■ WORK INSTRUCTIONS ■
Return every record below exactly as written, omitting any pictures.

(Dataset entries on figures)
** start **

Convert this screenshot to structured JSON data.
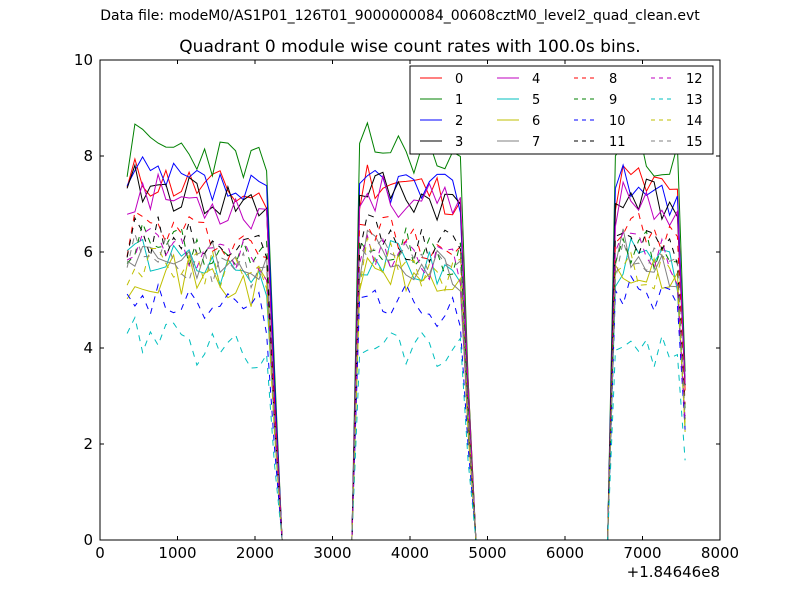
{
  "figure": {
    "suptitle": "Data file: modeM0/AS1P01_126T01_9000000084_00608cztM0_level2_quad_clean.evt",
    "title": "Quadrant 0 module wise count rates with 100.0s bins."
  },
  "chart_data": {
    "type": "line",
    "title": "Quadrant 0 module wise count rates with 100.0s bins.",
    "xlabel": "",
    "ylabel": "",
    "x_offset_label": "+1.84646e8",
    "xlim": [
      0,
      8000
    ],
    "ylim": [
      0,
      10
    ],
    "xticks": [
      0,
      1000,
      2000,
      3000,
      4000,
      5000,
      6000,
      7000,
      8000
    ],
    "yticks": [
      0,
      2,
      4,
      6,
      8,
      10
    ],
    "grid": false,
    "legend": {
      "placement": "top-right",
      "columns": 4
    },
    "x": [
      350,
      450,
      550,
      650,
      750,
      850,
      950,
      1050,
      1150,
      1250,
      1350,
      1450,
      1550,
      1650,
      1750,
      1850,
      1950,
      2050,
      2150,
      2250,
      2350,
      2450,
      2550,
      2650,
      2750,
      2850,
      2950,
      3050,
      3150,
      3250,
      3350,
      3450,
      3550,
      3650,
      3750,
      3850,
      3950,
      4050,
      4150,
      4250,
      4350,
      4450,
      4550,
      4650,
      4750,
      4850,
      4950,
      5050,
      5150,
      5250,
      5350,
      5450,
      5550,
      5650,
      5750,
      5850,
      5950,
      6050,
      6150,
      6250,
      6350,
      6450,
      6550,
      6650,
      6750,
      6850,
      6950,
      7050,
      7150,
      7250,
      7350,
      7450,
      7550
    ],
    "active_windows": [
      [
        0,
        19
      ],
      [
        30,
        44
      ],
      [
        63,
        72
      ]
    ],
    "series": [
      {
        "name": "0",
        "color": "#ff0000",
        "dash": "solid",
        "level": 7.6,
        "seed": 11
      },
      {
        "name": "1",
        "color": "#008000",
        "dash": "solid",
        "level": 8.3,
        "seed": 23
      },
      {
        "name": "2",
        "color": "#0000ff",
        "dash": "solid",
        "level": 7.6,
        "seed": 37
      },
      {
        "name": "3",
        "color": "#000000",
        "dash": "solid",
        "level": 7.4,
        "seed": 41
      },
      {
        "name": "4",
        "color": "#bf00bf",
        "dash": "solid",
        "level": 7.3,
        "seed": 53
      },
      {
        "name": "5",
        "color": "#00bfbf",
        "dash": "solid",
        "level": 6.0,
        "seed": 67
      },
      {
        "name": "6",
        "color": "#bfbf00",
        "dash": "solid",
        "level": 5.7,
        "seed": 71
      },
      {
        "name": "7",
        "color": "#808080",
        "dash": "solid",
        "level": 6.1,
        "seed": 83
      },
      {
        "name": "8",
        "color": "#ff0000",
        "dash": "dashed",
        "level": 6.6,
        "seed": 97
      },
      {
        "name": "9",
        "color": "#008000",
        "dash": "dashed",
        "level": 6.3,
        "seed": 101
      },
      {
        "name": "10",
        "color": "#0000ff",
        "dash": "dashed",
        "level": 5.2,
        "seed": 113
      },
      {
        "name": "11",
        "color": "#000000",
        "dash": "dashed",
        "level": 6.4,
        "seed": 127
      },
      {
        "name": "12",
        "color": "#bf00bf",
        "dash": "dashed",
        "level": 6.2,
        "seed": 131
      },
      {
        "name": "13",
        "color": "#00bfbf",
        "dash": "dashed",
        "level": 4.3,
        "seed": 139
      },
      {
        "name": "14",
        "color": "#bfbf00",
        "dash": "dashed",
        "level": 5.9,
        "seed": 149
      },
      {
        "name": "15",
        "color": "#808080",
        "dash": "dashed",
        "level": 6.0,
        "seed": 157
      }
    ]
  }
}
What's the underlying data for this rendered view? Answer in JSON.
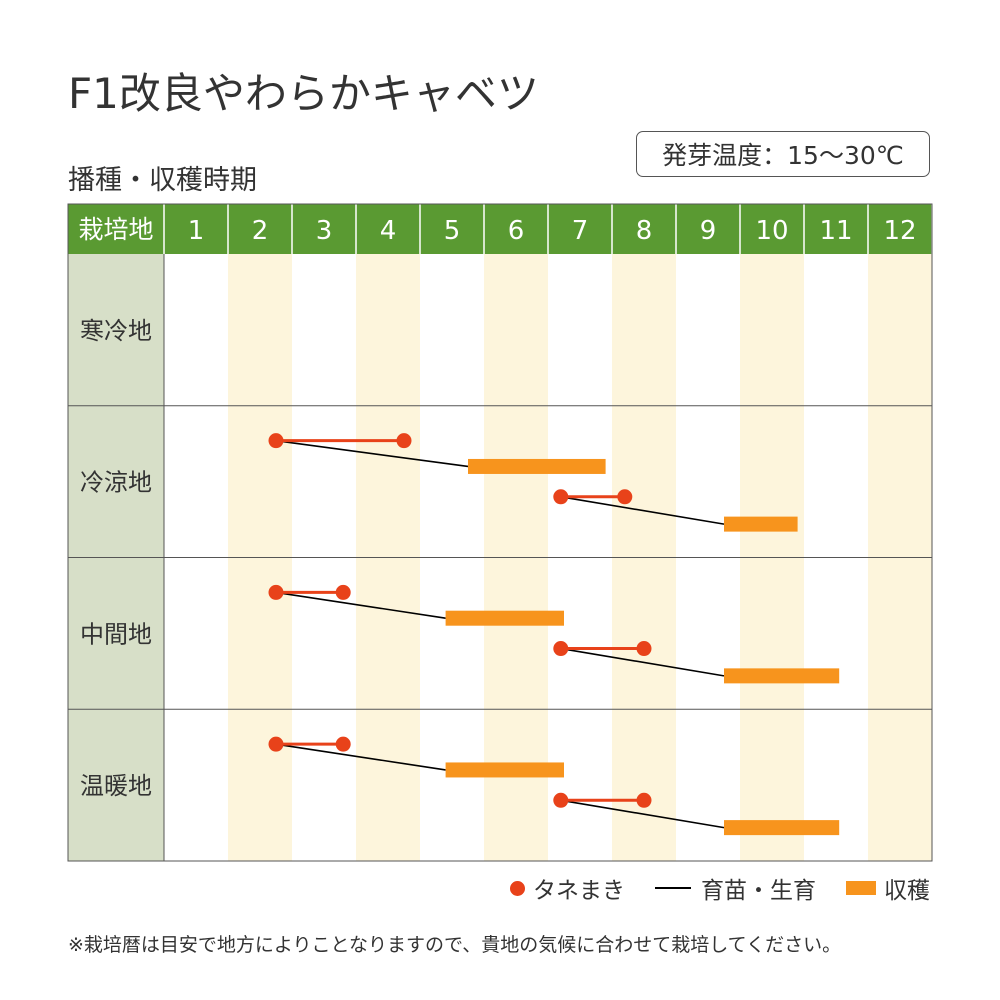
{
  "title": "F1改良やわらかキャベツ",
  "subtitle": "播種・収穫時期",
  "temp_badge": "発芽温度：15〜30℃",
  "footnote": "※栽培暦は目安で地方によりことなりますので、貴地の気候に合わせて栽培してください。",
  "legend": {
    "sowing": "タネまき",
    "growing": "育苗・生育",
    "harvest": "収穫"
  },
  "colors": {
    "header_green": "#5a9a32",
    "region_bg": "#d7dfc8",
    "stripe": "#fdf5dc",
    "sowing": "#e8421a",
    "harvest": "#f7941d",
    "growing": "#000000"
  },
  "chart_data": {
    "type": "table",
    "header_label": "栽培地",
    "months": [
      "1",
      "2",
      "3",
      "4",
      "5",
      "6",
      "7",
      "8",
      "9",
      "10",
      "11",
      "12"
    ],
    "regions": [
      {
        "name": "寒冷地",
        "schedules": []
      },
      {
        "name": "冷涼地",
        "schedules": [
          {
            "sow_start": 2.75,
            "sow_end": 4.75,
            "harvest_start": 5.75,
            "harvest_end": 7.9
          },
          {
            "sow_start": 7.2,
            "sow_end": 8.2,
            "harvest_start": 9.75,
            "harvest_end": 10.9
          }
        ]
      },
      {
        "name": "中間地",
        "schedules": [
          {
            "sow_start": 2.75,
            "sow_end": 3.8,
            "harvest_start": 5.4,
            "harvest_end": 7.25
          },
          {
            "sow_start": 7.2,
            "sow_end": 8.5,
            "harvest_start": 9.75,
            "harvest_end": 11.55
          }
        ]
      },
      {
        "name": "温暖地",
        "schedules": [
          {
            "sow_start": 2.75,
            "sow_end": 3.8,
            "harvest_start": 5.4,
            "harvest_end": 7.25
          },
          {
            "sow_start": 7.2,
            "sow_end": 8.5,
            "harvest_start": 9.75,
            "harvest_end": 11.55
          }
        ]
      }
    ]
  }
}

** end **

■ EXPECTED ANSWER ■
Convert this screenshot to structured JSON data.
{
  "figure": {
    "suptitle": "Data file: modeM0/AS1P01_126T01_9000000084_00608cztM0_level2_quad_clean.evt",
    "title": "Quadrant 0 module wise count rates with 100.0s bins."
  },
  "chart_data": {
    "type": "line",
    "title": "Quadrant 0 module wise count rates with 100.0s bins.",
    "xlabel": "",
    "ylabel": "",
    "x_offset_label": "+1.84646e8",
    "xlim": [
      0,
      8000
    ],
    "ylim": [
      0,
      10
    ],
    "xticks": [
      0,
      1000,
      2000,
      3000,
      4000,
      5000,
      6000,
      7000,
      8000
    ],
    "yticks": [
      0,
      2,
      4,
      6,
      8,
      10
    ],
    "grid": false,
    "legend": {
      "placement": "top-right",
      "columns": 4
    },
    "x": [
      350,
      450,
      550,
      650,
      750,
      850,
      950,
      1050,
      1150,
      1250,
      1350,
      1450,
      1550,
      1650,
      1750,
      1850,
      1950,
      2050,
      2150,
      2250,
      2350,
      2450,
      2550,
      2650,
      2750,
      2850,
      2950,
      3050,
      3150,
      3250,
      3350,
      3450,
      3550,
      3650,
      3750,
      3850,
      3950,
      4050,
      4150,
      4250,
      4350,
      4450,
      4550,
      4650,
      4750,
      4850,
      4950,
      5050,
      5150,
      5250,
      5350,
      5450,
      5550,
      5650,
      5750,
      5850,
      5950,
      6050,
      6150,
      6250,
      6350,
      6450,
      6550,
      6650,
      6750,
      6850,
      6950,
      7050,
      7150,
      7250,
      7350,
      7450,
      7550
    ],
    "active_windows": [
      [
        0,
        19
      ],
      [
        30,
        44
      ],
      [
        63,
        72
      ]
    ],
    "series": [
      {
        "name": "0",
        "color": "#ff0000",
        "dash": "solid",
        "level": 7.6,
        "seed": 11
      },
      {
        "name": "1",
        "color": "#008000",
        "dash": "solid",
        "level": 8.3,
        "seed": 23
      },
      {
        "name": "2",
        "color": "#0000ff",
        "dash": "solid",
        "level": 7.6,
        "seed": 37
      },
      {
        "name": "3",
        "color": "#000000",
        "dash": "solid",
        "level": 7.4,
        "seed": 41
      },
      {
        "name": "4",
        "color": "#bf00bf",
        "dash": "solid",
        "level": 7.3,
        "seed": 53
      },
      {
        "name": "5",
        "color": "#00bfbf",
        "dash": "solid",
        "level": 6.0,
        "seed": 67
      },
      {
        "name": "6",
        "color": "#bfbf00",
        "dash": "solid",
        "level": 5.7,
        "seed": 71
      },
      {
        "name": "7",
        "color": "#808080",
        "dash": "solid",
        "level": 6.1,
        "seed": 83
      },
      {
        "name": "8",
        "color": "#ff0000",
        "dash": "dashed",
        "level": 6.6,
        "seed": 97
      },
      {
        "name": "9",
        "color": "#008000",
        "dash": "dashed",
        "level": 6.3,
        "seed": 101
      },
      {
        "name": "10",
        "color": "#0000ff",
        "dash": "dashed",
        "level": 5.2,
        "seed": 113
      },
      {
        "name": "11",
        "color": "#000000",
        "dash": "dashed",
        "level": 6.4,
        "seed": 127
      },
      {
        "name": "12",
        "color": "#bf00bf",
        "dash": "dashed",
        "level": 6.2,
        "seed": 131
      },
      {
        "name": "13",
        "color": "#00bfbf",
        "dash": "dashed",
        "level": 4.3,
        "seed": 139
      },
      {
        "name": "14",
        "color": "#bfbf00",
        "dash": "dashed",
        "level": 5.9,
        "seed": 149
      },
      {
        "name": "15",
        "color": "#808080",
        "dash": "dashed",
        "level": 6.0,
        "seed": 157
      }
    ]
  }
}
What's the underlying data for this rendered view? Answer in JSON.
{
  "title": "F1改良やわらかキャベツ",
  "subtitle": "播種・収穫時期",
  "temp_badge": "発芽温度：15〜30℃",
  "footnote": "※栽培暦は目安で地方によりことなりますので、貴地の気候に合わせて栽培してください。",
  "legend": {
    "sowing": "タネまき",
    "growing": "育苗・生育",
    "harvest": "収穫"
  },
  "colors": {
    "header_green": "#5a9a32",
    "region_bg": "#d7dfc8",
    "stripe": "#fdf5dc",
    "sowing": "#e8421a",
    "harvest": "#f7941d",
    "growing": "#000000"
  },
  "chart_data": {
    "type": "table",
    "header_label": "栽培地",
    "months": [
      "1",
      "2",
      "3",
      "4",
      "5",
      "6",
      "7",
      "8",
      "9",
      "10",
      "11",
      "12"
    ],
    "regions": [
      {
        "name": "寒冷地",
        "schedules": []
      },
      {
        "name": "冷涼地",
        "schedules": [
          {
            "sow_start": 2.75,
            "sow_end": 4.75,
            "harvest_start": 5.75,
            "harvest_end": 7.9
          },
          {
            "sow_start": 7.2,
            "sow_end": 8.2,
            "harvest_start": 9.75,
            "harvest_end": 10.9
          }
        ]
      },
      {
        "name": "中間地",
        "schedules": [
          {
            "sow_start": 2.75,
            "sow_end": 3.8,
            "harvest_start": 5.4,
            "harvest_end": 7.25
          },
          {
            "sow_start": 7.2,
            "sow_end": 8.5,
            "harvest_start": 9.75,
            "harvest_end": 11.55
          }
        ]
      },
      {
        "name": "温暖地",
        "schedules": [
          {
            "sow_start": 2.75,
            "sow_end": 3.8,
            "harvest_start": 5.4,
            "harvest_end": 7.25
          },
          {
            "sow_start": 7.2,
            "sow_end": 8.5,
            "harvest_start": 9.75,
            "harvest_end": 11.55
          }
        ]
      }
    ]
  }
}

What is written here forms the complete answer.